## Extracted records
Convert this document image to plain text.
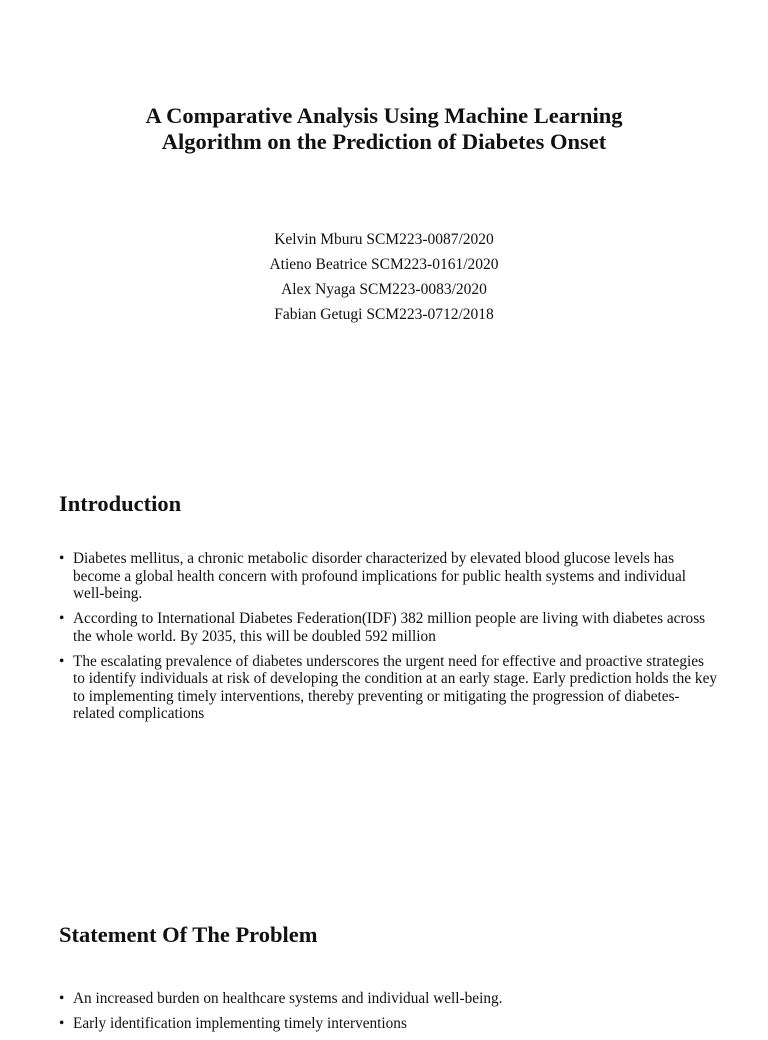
A Comparative Analysis Using Machine Learning
Algorithm on the Prediction of Diabetes Onset
Kelvin Mburu SCM223-0087/2020
Atieno Beatrice SCM223-0161/2020
Alex Nyaga SCM223-0083/2020
Fabian Getugi SCM223-0712/2018
Introduction
• Diabetes mellitus, a chronic metabolic disorder characterized by elevated blood glucose levels has become a global health concern with profound implications for public health systems and individual well-being.
• According to International Diabetes Federation(IDF) 382 million people are living with diabetes across the whole world. By 2035, this will be doubled 592 million
• The escalating prevalence of diabetes underscores the urgent need for effective and proactive strategies to identify individuals at risk of developing the condition at an early stage. Early prediction holds the key to implementing timely interventions, thereby preventing or mitigating the progression of diabetes-related complications
Statement Of The Problem
• An increased burden on healthcare systems and individual well-being.
• Early identification implementing timely interventions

## Problem to work on
Every line above should be returned word for word, with the pictures left behind.

## Expected output
Convert this document image to plain text.
A Comparative Analysis Using Machine Learning
Algorithm on the Prediction of Diabetes Onset
Kelvin Mburu SCM223-0087/2020
Atieno Beatrice SCM223-0161/2020
Alex Nyaga SCM223-0083/2020
Fabian Getugi SCM223-0712/2018
Introduction
• Diabetes mellitus, a chronic metabolic disorder characterized by elevated blood glucose levels has become a global health concern with profound implications for public health systems and individual well-being.
• According to International Diabetes Federation(IDF) 382 million people are living with diabetes across the whole world. By 2035, this will be doubled 592 million
• The escalating prevalence of diabetes underscores the urgent need for effective and proactive strategies to identify individuals at risk of developing the condition at an early stage. Early prediction holds the key to implementing timely interventions, thereby preventing or mitigating the progression of diabetes-related complications
Statement Of The Problem
• An increased burden on healthcare systems and individual well-being.
• Early identification implementing timely interventions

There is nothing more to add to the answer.